* **Listing**
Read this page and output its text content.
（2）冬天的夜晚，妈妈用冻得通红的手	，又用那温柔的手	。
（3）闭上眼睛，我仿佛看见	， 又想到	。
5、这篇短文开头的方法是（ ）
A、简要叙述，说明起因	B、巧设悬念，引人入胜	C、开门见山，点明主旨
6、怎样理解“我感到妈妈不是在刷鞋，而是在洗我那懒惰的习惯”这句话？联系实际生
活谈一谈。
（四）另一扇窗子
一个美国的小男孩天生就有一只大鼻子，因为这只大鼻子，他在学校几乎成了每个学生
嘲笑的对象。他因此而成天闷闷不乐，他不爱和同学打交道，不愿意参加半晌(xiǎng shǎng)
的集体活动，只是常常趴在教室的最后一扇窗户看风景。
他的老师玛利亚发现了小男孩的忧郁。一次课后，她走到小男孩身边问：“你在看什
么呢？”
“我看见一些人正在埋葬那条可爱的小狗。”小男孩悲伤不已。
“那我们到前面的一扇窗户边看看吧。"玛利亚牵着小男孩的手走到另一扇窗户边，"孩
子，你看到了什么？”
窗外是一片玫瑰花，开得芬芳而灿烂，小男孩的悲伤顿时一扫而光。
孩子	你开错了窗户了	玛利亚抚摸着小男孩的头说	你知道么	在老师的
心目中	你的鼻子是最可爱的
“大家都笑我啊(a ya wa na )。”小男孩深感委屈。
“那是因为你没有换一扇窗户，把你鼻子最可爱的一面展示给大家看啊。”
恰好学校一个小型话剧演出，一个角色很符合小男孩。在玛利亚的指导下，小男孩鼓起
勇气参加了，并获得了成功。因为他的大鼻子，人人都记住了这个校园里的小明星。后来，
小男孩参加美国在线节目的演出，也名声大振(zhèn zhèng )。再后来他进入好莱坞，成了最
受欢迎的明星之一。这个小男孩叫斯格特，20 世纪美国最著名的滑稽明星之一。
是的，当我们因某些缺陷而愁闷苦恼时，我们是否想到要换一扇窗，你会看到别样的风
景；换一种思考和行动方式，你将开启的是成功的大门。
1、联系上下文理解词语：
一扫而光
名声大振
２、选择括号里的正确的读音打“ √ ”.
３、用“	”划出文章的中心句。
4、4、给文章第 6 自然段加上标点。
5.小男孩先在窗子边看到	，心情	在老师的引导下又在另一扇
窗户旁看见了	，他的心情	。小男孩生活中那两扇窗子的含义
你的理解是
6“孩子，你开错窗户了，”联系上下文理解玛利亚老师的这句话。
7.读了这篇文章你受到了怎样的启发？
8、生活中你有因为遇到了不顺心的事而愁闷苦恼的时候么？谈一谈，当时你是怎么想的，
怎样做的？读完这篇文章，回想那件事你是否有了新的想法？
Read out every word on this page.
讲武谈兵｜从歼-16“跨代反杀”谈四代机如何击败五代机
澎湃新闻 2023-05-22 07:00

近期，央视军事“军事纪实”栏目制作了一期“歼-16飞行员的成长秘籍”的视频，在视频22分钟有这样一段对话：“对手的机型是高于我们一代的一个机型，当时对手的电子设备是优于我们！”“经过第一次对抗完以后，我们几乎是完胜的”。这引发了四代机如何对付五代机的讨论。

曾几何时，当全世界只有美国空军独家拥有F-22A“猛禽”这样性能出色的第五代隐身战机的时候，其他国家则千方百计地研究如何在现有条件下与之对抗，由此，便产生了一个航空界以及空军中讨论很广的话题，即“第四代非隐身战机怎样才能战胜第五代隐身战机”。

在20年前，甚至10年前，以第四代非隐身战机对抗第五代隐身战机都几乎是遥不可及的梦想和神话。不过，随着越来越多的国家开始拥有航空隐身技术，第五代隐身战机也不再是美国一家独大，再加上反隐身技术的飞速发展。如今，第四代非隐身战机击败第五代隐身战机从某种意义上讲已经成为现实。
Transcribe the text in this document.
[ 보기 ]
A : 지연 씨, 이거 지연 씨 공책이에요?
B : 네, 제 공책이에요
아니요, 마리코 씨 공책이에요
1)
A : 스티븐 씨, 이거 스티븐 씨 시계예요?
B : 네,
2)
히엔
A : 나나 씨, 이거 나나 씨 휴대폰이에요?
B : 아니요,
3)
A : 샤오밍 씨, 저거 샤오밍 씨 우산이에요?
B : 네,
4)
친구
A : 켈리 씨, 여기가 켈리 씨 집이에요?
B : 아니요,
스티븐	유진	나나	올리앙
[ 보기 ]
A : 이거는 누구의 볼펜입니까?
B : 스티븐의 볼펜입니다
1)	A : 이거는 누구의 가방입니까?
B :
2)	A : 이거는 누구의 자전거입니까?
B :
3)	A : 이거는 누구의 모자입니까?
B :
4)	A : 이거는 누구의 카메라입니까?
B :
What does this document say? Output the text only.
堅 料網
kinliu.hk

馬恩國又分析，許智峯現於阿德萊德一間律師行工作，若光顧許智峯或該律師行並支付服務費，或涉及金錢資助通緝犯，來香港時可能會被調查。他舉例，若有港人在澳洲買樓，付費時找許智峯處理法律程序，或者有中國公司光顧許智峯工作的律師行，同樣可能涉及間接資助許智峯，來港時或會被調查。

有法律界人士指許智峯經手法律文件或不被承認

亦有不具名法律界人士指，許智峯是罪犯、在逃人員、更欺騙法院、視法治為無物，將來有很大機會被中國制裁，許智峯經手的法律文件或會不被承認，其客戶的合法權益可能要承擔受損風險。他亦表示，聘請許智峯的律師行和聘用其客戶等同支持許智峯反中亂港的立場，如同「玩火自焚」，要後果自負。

* **Exercise details**
Above are lines of data; state how many of them contain the word "this", with no other output.

* **Output below**
4